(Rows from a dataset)
----------

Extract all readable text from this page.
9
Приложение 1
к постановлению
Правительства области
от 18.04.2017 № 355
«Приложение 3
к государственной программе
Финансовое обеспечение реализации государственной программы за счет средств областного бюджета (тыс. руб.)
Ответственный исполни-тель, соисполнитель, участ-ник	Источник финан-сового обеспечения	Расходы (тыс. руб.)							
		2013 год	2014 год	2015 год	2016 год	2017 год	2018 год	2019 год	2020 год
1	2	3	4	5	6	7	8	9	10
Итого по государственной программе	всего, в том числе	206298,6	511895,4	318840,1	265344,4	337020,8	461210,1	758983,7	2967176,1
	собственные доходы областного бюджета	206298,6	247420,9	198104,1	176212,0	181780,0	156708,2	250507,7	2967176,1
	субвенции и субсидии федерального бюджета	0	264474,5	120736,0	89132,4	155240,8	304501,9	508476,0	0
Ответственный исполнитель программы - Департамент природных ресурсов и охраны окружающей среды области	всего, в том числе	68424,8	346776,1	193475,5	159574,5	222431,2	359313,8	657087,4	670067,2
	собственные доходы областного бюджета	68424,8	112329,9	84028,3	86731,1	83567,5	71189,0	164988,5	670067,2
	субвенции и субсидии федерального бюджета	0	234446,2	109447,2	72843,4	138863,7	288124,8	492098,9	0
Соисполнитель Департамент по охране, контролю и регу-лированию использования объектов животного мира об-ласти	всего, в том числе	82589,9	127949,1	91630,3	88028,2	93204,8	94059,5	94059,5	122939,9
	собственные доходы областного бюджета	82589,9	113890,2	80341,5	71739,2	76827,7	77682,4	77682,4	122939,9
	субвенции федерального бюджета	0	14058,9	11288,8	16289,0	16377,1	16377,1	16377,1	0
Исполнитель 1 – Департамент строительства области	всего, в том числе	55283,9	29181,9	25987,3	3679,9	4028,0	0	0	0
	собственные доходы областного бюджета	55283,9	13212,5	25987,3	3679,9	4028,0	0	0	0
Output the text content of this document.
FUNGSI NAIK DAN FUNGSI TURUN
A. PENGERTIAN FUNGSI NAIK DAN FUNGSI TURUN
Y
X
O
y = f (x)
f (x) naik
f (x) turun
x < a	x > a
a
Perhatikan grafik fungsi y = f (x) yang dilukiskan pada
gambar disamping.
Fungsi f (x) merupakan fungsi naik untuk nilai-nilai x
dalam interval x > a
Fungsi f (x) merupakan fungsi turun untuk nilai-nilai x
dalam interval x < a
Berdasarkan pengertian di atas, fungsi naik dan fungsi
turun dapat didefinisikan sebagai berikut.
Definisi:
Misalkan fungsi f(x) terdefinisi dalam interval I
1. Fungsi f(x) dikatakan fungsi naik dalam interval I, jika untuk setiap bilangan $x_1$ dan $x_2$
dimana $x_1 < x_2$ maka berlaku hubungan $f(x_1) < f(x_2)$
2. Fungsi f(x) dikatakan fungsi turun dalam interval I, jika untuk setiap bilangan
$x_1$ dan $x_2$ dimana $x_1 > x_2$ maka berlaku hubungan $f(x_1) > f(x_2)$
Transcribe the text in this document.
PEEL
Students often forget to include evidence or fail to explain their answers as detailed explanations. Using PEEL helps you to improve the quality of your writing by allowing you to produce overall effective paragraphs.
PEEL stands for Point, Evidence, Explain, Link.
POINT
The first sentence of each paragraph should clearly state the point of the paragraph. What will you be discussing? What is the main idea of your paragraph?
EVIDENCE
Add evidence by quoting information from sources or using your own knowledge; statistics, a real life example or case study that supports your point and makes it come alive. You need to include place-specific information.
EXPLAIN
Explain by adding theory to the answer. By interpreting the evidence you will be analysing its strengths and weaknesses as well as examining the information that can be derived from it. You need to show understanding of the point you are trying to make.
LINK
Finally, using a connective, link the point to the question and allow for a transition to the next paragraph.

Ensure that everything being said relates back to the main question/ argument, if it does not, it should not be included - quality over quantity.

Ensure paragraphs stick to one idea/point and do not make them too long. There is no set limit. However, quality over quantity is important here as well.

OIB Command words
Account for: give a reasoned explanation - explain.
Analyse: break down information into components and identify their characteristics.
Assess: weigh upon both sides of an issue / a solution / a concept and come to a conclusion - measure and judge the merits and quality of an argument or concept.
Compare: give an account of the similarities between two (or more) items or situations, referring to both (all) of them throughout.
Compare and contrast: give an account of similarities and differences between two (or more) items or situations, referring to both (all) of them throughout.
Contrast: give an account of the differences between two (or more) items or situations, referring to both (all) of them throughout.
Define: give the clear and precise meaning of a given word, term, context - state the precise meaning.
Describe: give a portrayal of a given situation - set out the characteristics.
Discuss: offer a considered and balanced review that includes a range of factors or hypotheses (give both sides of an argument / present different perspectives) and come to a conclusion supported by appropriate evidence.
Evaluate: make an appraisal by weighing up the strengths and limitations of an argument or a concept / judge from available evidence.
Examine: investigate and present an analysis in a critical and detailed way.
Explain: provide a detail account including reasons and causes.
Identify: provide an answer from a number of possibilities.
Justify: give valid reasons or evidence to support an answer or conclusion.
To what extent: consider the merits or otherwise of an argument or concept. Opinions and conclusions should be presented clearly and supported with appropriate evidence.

----------

▶ **Short exercise**
Repeat every line of the material exactly as given.

▶ **Task result**
Extract all readable text from this page.
9
Приложение 1
к постановлению
Правительства области
от 18.04.2017 № 355
«Приложение 3
к государственной программе
Финансовое обеспечение реализации государственной программы за счет средств областного бюджета (тыс. руб.)
Ответственный исполни-тель, соисполнитель, участ-ник	Источник финан-сового обеспечения	Расходы (тыс. руб.)							
		2013 год	2014 год	2015 год	2016 год	2017 год	2018 год	2019 год	2020 год
1	2	3	4	5	6	7	8	9	10
Итого по государственной программе	всего, в том числе	206298,6	511895,4	318840,1	265344,4	337020,8	461210,1	758983,7	2967176,1
	собственные доходы областного бюджета	206298,6	247420,9	198104,1	176212,0	181780,0	156708,2	250507,7	2967176,1
	субвенции и субсидии федерального бюджета	0	264474,5	120736,0	89132,4	155240,8	304501,9	508476,0	0
Ответственный исполнитель программы - Департамент природных ресурсов и охраны окружающей среды области	всего, в том числе	68424,8	346776,1	193475,5	159574,5	222431,2	359313,8	657087,4	670067,2
	собственные доходы областного бюджета	68424,8	112329,9	84028,3	86731,1	83567,5	71189,0	164988,5	670067,2
	субвенции и субсидии федерального бюджета	0	234446,2	109447,2	72843,4	138863,7	288124,8	492098,9	0
Соисполнитель Департамент по охране, контролю и регу-лированию использования объектов животного мира об-ласти	всего, в том числе	82589,9	127949,1	91630,3	88028,2	93204,8	94059,5	94059,5	122939,9
	собственные доходы областного бюджета	82589,9	113890,2	80341,5	71739,2	76827,7	77682,4	77682,4	122939,9
	субвенции федерального бюджета	0	14058,9	11288,8	16289,0	16377,1	16377,1	16377,1	0
Исполнитель 1 – Департамент строительства области	всего, в том числе	55283,9	29181,9	25987,3	3679,9	4028,0	0	0	0
	собственные доходы областного бюджета	55283,9	13212,5	25987,3	3679,9	4028,0	0	0	0
Output the text content of this document.
FUNGSI NAIK DAN FUNGSI TURUN
A. PENGERTIAN FUNGSI NAIK DAN FUNGSI TURUN
Y
X
O
y = f (x)
f (x) naik
f (x) turun
x < a	x > a
a
Perhatikan grafik fungsi y = f (x) yang dilukiskan pada
gambar disamping.
Fungsi f (x) merupakan fungsi naik untuk nilai-nilai x
dalam interval x > a
Fungsi f (x) merupakan fungsi turun untuk nilai-nilai x
dalam interval x < a
Berdasarkan pengertian di atas, fungsi naik dan fungsi
turun dapat didefinisikan sebagai berikut.
Definisi:
Misalkan fungsi f(x) terdefinisi dalam interval I
1. Fungsi f(x) dikatakan fungsi naik dalam interval I, jika untuk setiap bilangan $x_1$ dan $x_2$
dimana $x_1 < x_2$ maka berlaku hubungan $f(x_1) < f(x_2)$
2. Fungsi f(x) dikatakan fungsi turun dalam interval I, jika untuk setiap bilangan
$x_1$ dan $x_2$ dimana $x_1 > x_2$ maka berlaku hubungan $f(x_1) > f(x_2)$
Transcribe the text in this document.
PEEL
Students often forget to include evidence or fail to explain their answers as detailed explanations. Using PEEL helps you to improve the quality of your writing by allowing you to produce overall effective paragraphs.
PEEL stands for Point, Evidence, Explain, Link.
POINT
The first sentence of each paragraph should clearly state the point of the paragraph. What will you be discussing? What is the main idea of your paragraph?
EVIDENCE
Add evidence by quoting information from sources or using your own knowledge; statistics, a real life example or case study that supports your point and makes it come alive. You need to include place-specific information.
EXPLAIN
Explain by adding theory to the answer. By interpreting the evidence you will be analysing its strengths and weaknesses as well as examining the information that can be derived from it. You need to show understanding of the point you are trying to make.
LINK
Finally, using a connective, link the point to the question and allow for a transition to the next paragraph.

Ensure that everything being said relates back to the main question/ argument, if it does not, it should not be included - quality over quantity.

Ensure paragraphs stick to one idea/point and do not make them too long. There is no set limit. However, quality over quantity is important here as well.

OIB Command words
Account for: give a reasoned explanation - explain.
Analyse: break down information into components and identify their characteristics.
Assess: weigh upon both sides of an issue / a solution / a concept and come to a conclusion - measure and judge the merits and quality of an argument or concept.
Compare: give an account of the similarities between two (or more) items or situations, referring to both (all) of them throughout.
Compare and contrast: give an account of similarities and differences between two (or more) items or situations, referring to both (all) of them throughout.
Contrast: give an account of the differences between two (or more) items or situations, referring to both (all) of them throughout.
Define: give the clear and precise meaning of a given word, term, context - state the precise meaning.
Describe: give a portrayal of a given situation - set out the characteristics.
Discuss: offer a considered and balanced review that includes a range of factors or hypotheses (give both sides of an argument / present different perspectives) and come to a conclusion supported by appropriate evidence.
Evaluate: make an appraisal by weighing up the strengths and limitations of an argument or a concept / judge from available evidence.
Examine: investigate and present an analysis in a critical and detailed way.
Explain: provide a detail account including reasons and causes.
Identify: provide an answer from a number of possibilities.
Justify: give valid reasons or evidence to support an answer or conclusion.
To what extent: consider the merits or otherwise of an argument or concept. Opinions and conclusions should be presented clearly and supported with appropriate evidence.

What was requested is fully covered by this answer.